Written request:
Each line containing the word "info" must be reported.

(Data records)
= = = =
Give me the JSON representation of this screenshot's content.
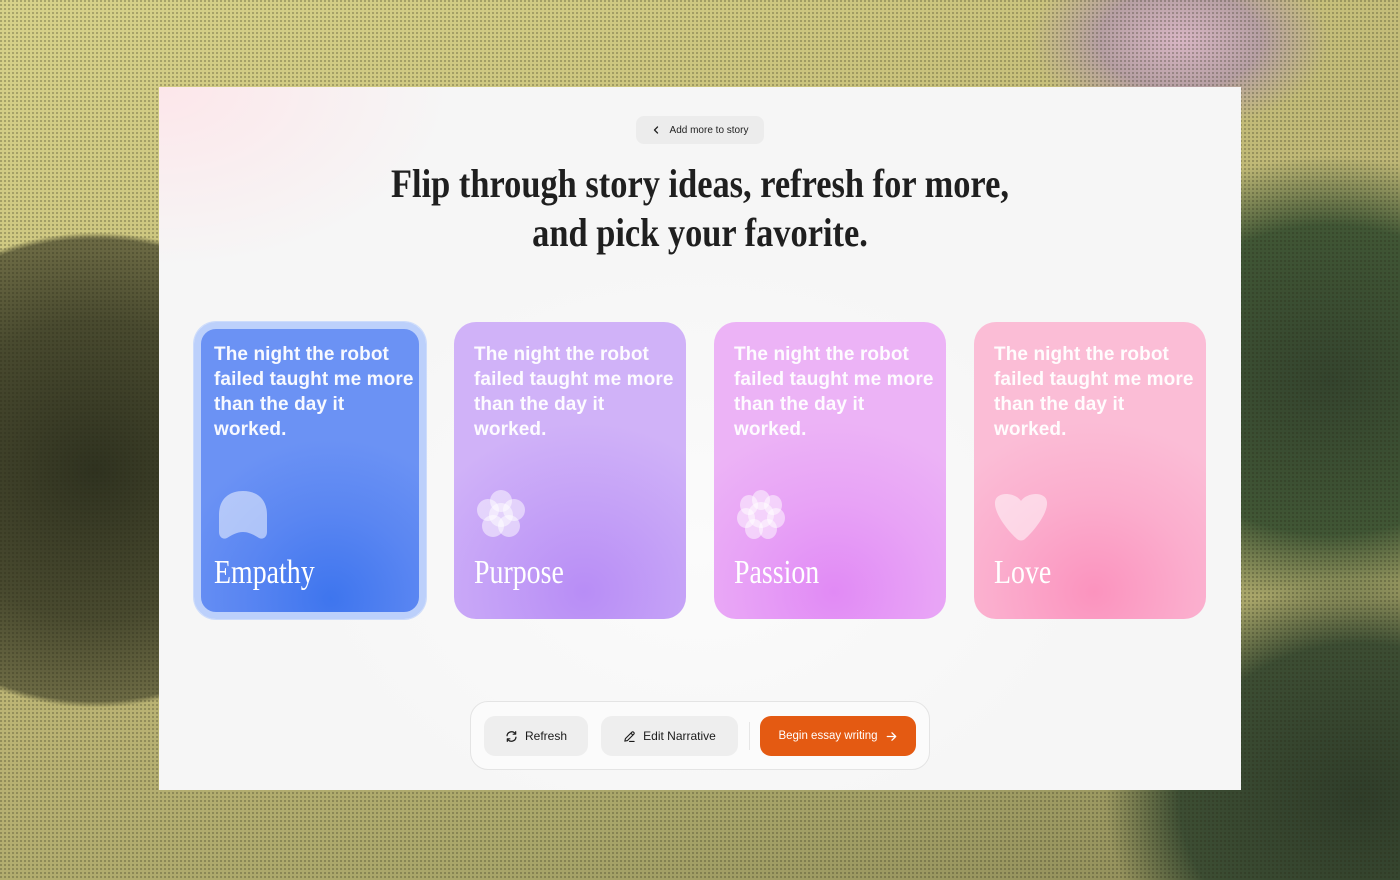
{
  "back_button": {
    "label": "Add more to story",
    "icon": "chevron-left-icon"
  },
  "headline": {
    "line1": "Flip through story ideas, refresh for more,",
    "line2": "and pick your favorite."
  },
  "cards": [
    {
      "quote": "The night the robot failed taught me more than the day it worked.",
      "label": "Empathy",
      "shape": "arch-shape-icon",
      "selected": true,
      "color": "#5a86f2"
    },
    {
      "quote": "The night the robot failed taught me more than the day it worked.",
      "label": "Purpose",
      "shape": "flower-shape-icon",
      "selected": false,
      "color": "#c5a2f7"
    },
    {
      "quote": "The night the robot failed taught me more than the day it worked.",
      "label": "Passion",
      "shape": "flower-shape-icon",
      "selected": false,
      "color": "#e8a3f6"
    },
    {
      "quote": "The night the robot failed taught me more than the day it worked.",
      "label": "Love",
      "shape": "heart-shape-icon",
      "selected": false,
      "color": "#fbadcd"
    }
  ],
  "actions": {
    "refresh_label": "Refresh",
    "refresh_icon": "refresh-icon",
    "edit_label": "Edit Narrative",
    "edit_icon": "pencil-icon",
    "begin_label": "Begin essay writing",
    "begin_icon": "arrow-right-icon",
    "accent_color": "#e45a12"
  }
}
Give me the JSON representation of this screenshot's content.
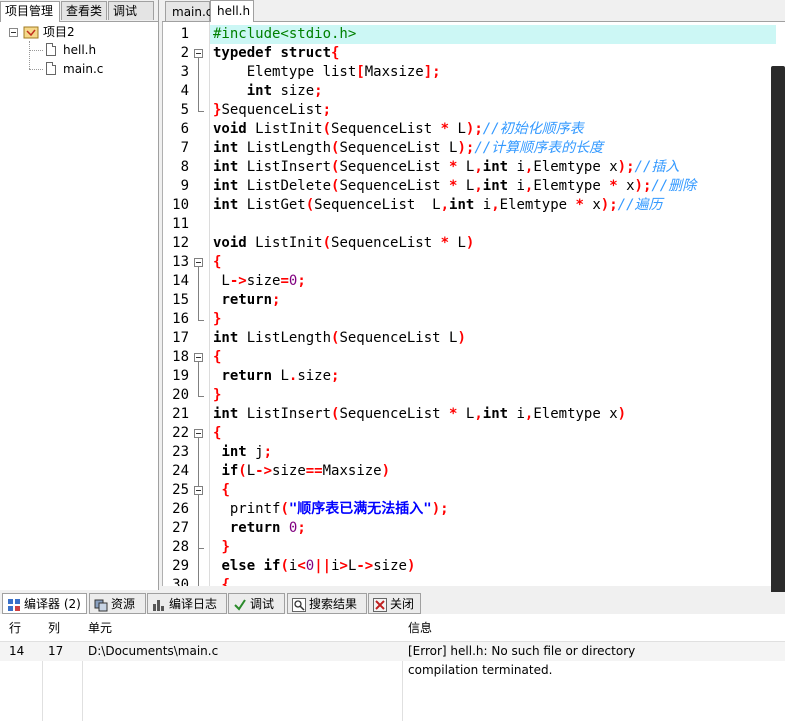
{
  "left_panel": {
    "tabs": [
      "项目管理",
      "查看类",
      "调试"
    ],
    "tree": {
      "project": "项目2",
      "files": [
        "hell.h",
        "main.c"
      ]
    }
  },
  "editor": {
    "tabs": [
      "main.c",
      "hell.h"
    ],
    "active_tab": "hell.h",
    "lines": [
      [
        [
          "#include<stdio.h>",
          "pp"
        ]
      ],
      [
        [
          "typedef",
          "kw"
        ],
        [
          " ",
          ""
        ],
        [
          "struct",
          "kw"
        ],
        [
          "{",
          "op"
        ]
      ],
      [
        [
          "    Elemtype list",
          ""
        ],
        [
          "[",
          "op"
        ],
        [
          "Maxsize",
          ""
        ],
        [
          "];",
          "op"
        ]
      ],
      [
        [
          "    ",
          ""
        ],
        [
          "int",
          "kw"
        ],
        [
          " size",
          ""
        ],
        [
          ";",
          "op"
        ]
      ],
      [
        [
          "}",
          "op"
        ],
        [
          "SequenceList",
          ""
        ],
        [
          ";",
          "op"
        ]
      ],
      [
        [
          "void",
          "kw"
        ],
        [
          " ListInit",
          ""
        ],
        [
          "(",
          "op"
        ],
        [
          "SequenceList ",
          ""
        ],
        [
          "*",
          "op"
        ],
        [
          " L",
          ""
        ],
        [
          ");",
          "op"
        ],
        [
          "//初始化顺序表",
          "cm"
        ]
      ],
      [
        [
          "int",
          "kw"
        ],
        [
          " ListLength",
          ""
        ],
        [
          "(",
          "op"
        ],
        [
          "SequenceList L",
          ""
        ],
        [
          ");",
          "op"
        ],
        [
          "//计算顺序表的长度",
          "cm"
        ]
      ],
      [
        [
          "int",
          "kw"
        ],
        [
          " ListInsert",
          ""
        ],
        [
          "(",
          "op"
        ],
        [
          "SequenceList ",
          ""
        ],
        [
          "*",
          "op"
        ],
        [
          " L",
          ""
        ],
        [
          ",",
          "op"
        ],
        [
          "int",
          "kw"
        ],
        [
          " i",
          ""
        ],
        [
          ",",
          "op"
        ],
        [
          "Elemtype x",
          ""
        ],
        [
          ");",
          "op"
        ],
        [
          "//插入",
          "cm"
        ]
      ],
      [
        [
          "int",
          "kw"
        ],
        [
          " ListDelete",
          ""
        ],
        [
          "(",
          "op"
        ],
        [
          "SequenceList ",
          ""
        ],
        [
          "*",
          "op"
        ],
        [
          " L",
          ""
        ],
        [
          ",",
          "op"
        ],
        [
          "int",
          "kw"
        ],
        [
          " i",
          ""
        ],
        [
          ",",
          "op"
        ],
        [
          "Elemtype ",
          ""
        ],
        [
          "*",
          "op"
        ],
        [
          " x",
          ""
        ],
        [
          ");",
          "op"
        ],
        [
          "//删除",
          "cm"
        ]
      ],
      [
        [
          "int",
          "kw"
        ],
        [
          " ListGet",
          ""
        ],
        [
          "(",
          "op"
        ],
        [
          "SequenceList  L",
          ""
        ],
        [
          ",",
          "op"
        ],
        [
          "int",
          "kw"
        ],
        [
          " i",
          ""
        ],
        [
          ",",
          "op"
        ],
        [
          "Elemtype ",
          ""
        ],
        [
          "*",
          "op"
        ],
        [
          " x",
          ""
        ],
        [
          ");",
          "op"
        ],
        [
          "//遍历",
          "cm"
        ]
      ],
      [],
      [
        [
          "void",
          "kw"
        ],
        [
          " ListInit",
          ""
        ],
        [
          "(",
          "op"
        ],
        [
          "SequenceList ",
          ""
        ],
        [
          "*",
          "op"
        ],
        [
          " L",
          ""
        ],
        [
          ")",
          "op"
        ]
      ],
      [
        [
          "{",
          "op"
        ]
      ],
      [
        [
          " L",
          ""
        ],
        [
          "->",
          "op"
        ],
        [
          "size",
          ""
        ],
        [
          "=",
          "op"
        ],
        [
          "0",
          "nm"
        ],
        [
          ";",
          "op"
        ]
      ],
      [
        [
          " ",
          ""
        ],
        [
          "return",
          "kw"
        ],
        [
          ";",
          "op"
        ]
      ],
      [
        [
          "}",
          "op"
        ]
      ],
      [
        [
          "int",
          "kw"
        ],
        [
          " ListLength",
          ""
        ],
        [
          "(",
          "op"
        ],
        [
          "SequenceList L",
          ""
        ],
        [
          ")",
          "op"
        ]
      ],
      [
        [
          "{",
          "op"
        ]
      ],
      [
        [
          " ",
          ""
        ],
        [
          "return",
          "kw"
        ],
        [
          " L",
          ""
        ],
        [
          ".",
          "op"
        ],
        [
          "size",
          ""
        ],
        [
          ";",
          "op"
        ]
      ],
      [
        [
          "}",
          "op"
        ]
      ],
      [
        [
          "int",
          "kw"
        ],
        [
          " ListInsert",
          ""
        ],
        [
          "(",
          "op"
        ],
        [
          "SequenceList ",
          ""
        ],
        [
          "*",
          "op"
        ],
        [
          " L",
          ""
        ],
        [
          ",",
          "op"
        ],
        [
          "int",
          "kw"
        ],
        [
          " i",
          ""
        ],
        [
          ",",
          "op"
        ],
        [
          "Elemtype x",
          ""
        ],
        [
          ")",
          "op"
        ]
      ],
      [
        [
          "{",
          "op"
        ]
      ],
      [
        [
          " ",
          ""
        ],
        [
          "int",
          "kw"
        ],
        [
          " j",
          ""
        ],
        [
          ";",
          "op"
        ]
      ],
      [
        [
          " ",
          ""
        ],
        [
          "if",
          "kw"
        ],
        [
          "(",
          "op"
        ],
        [
          "L",
          ""
        ],
        [
          "->",
          "op"
        ],
        [
          "size",
          ""
        ],
        [
          "==",
          "op"
        ],
        [
          "Maxsize",
          ""
        ],
        [
          ")",
          "op"
        ]
      ],
      [
        [
          " ",
          ""
        ],
        [
          "{",
          "op"
        ]
      ],
      [
        [
          "  printf",
          ""
        ],
        [
          "(",
          "op"
        ],
        [
          "\"顺序表已满无法插入\"",
          "st"
        ],
        [
          ");",
          "op"
        ]
      ],
      [
        [
          "  ",
          ""
        ],
        [
          "return",
          "kw"
        ],
        [
          " ",
          ""
        ],
        [
          "0",
          "nm"
        ],
        [
          ";",
          "op"
        ]
      ],
      [
        [
          " ",
          ""
        ],
        [
          "}",
          "op"
        ]
      ],
      [
        [
          " ",
          ""
        ],
        [
          "else",
          "kw"
        ],
        [
          " ",
          ""
        ],
        [
          "if",
          "kw"
        ],
        [
          "(",
          "op"
        ],
        [
          "i",
          ""
        ],
        [
          "<",
          "op"
        ],
        [
          "0",
          "nm"
        ],
        [
          "||",
          "op"
        ],
        [
          "i",
          ""
        ],
        [
          ">",
          "op"
        ],
        [
          "L",
          ""
        ],
        [
          "->",
          "op"
        ],
        [
          "size",
          ""
        ],
        [
          ")",
          "op"
        ]
      ],
      [
        [
          " ",
          ""
        ],
        [
          "{",
          "op"
        ]
      ]
    ],
    "line_numbers": [
      "1",
      "2",
      "3",
      "4",
      "5",
      "6",
      "7",
      "8",
      "9",
      "10",
      "11",
      "12",
      "13",
      "14",
      "15",
      "16",
      "17",
      "18",
      "19",
      "20",
      "21",
      "22",
      "23",
      "24",
      "25",
      "26",
      "27",
      "28",
      "29",
      "30"
    ],
    "highlighted_line": 1,
    "fold_starts": [
      2,
      13,
      18,
      22,
      25
    ],
    "fold_ends": [
      5,
      16,
      20,
      28
    ]
  },
  "bottom_panel": {
    "tabs": [
      "编译器 (2)",
      "资源",
      "编译日志",
      "调试",
      "搜索结果",
      "关闭"
    ],
    "columns": [
      "行",
      "列",
      "单元",
      "信息"
    ],
    "rows": [
      {
        "line": "14",
        "col": "17",
        "unit": "D:\\Documents\\main.c",
        "info": "[Error] hell.h: No such file or directory"
      },
      {
        "line": "",
        "col": "",
        "unit": "",
        "info": "compilation terminated."
      }
    ]
  },
  "colors": {
    "highlight": "#ccf7f5",
    "keyword": "#000000",
    "operator": "#ff0000",
    "comment": "#3399ff",
    "string": "#0000ff",
    "preprocessor": "#008000"
  }
}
= = = =
Response to this task:
        "info": "[Error] hell.h: No such file or directory"
        "info": "compilation terminated."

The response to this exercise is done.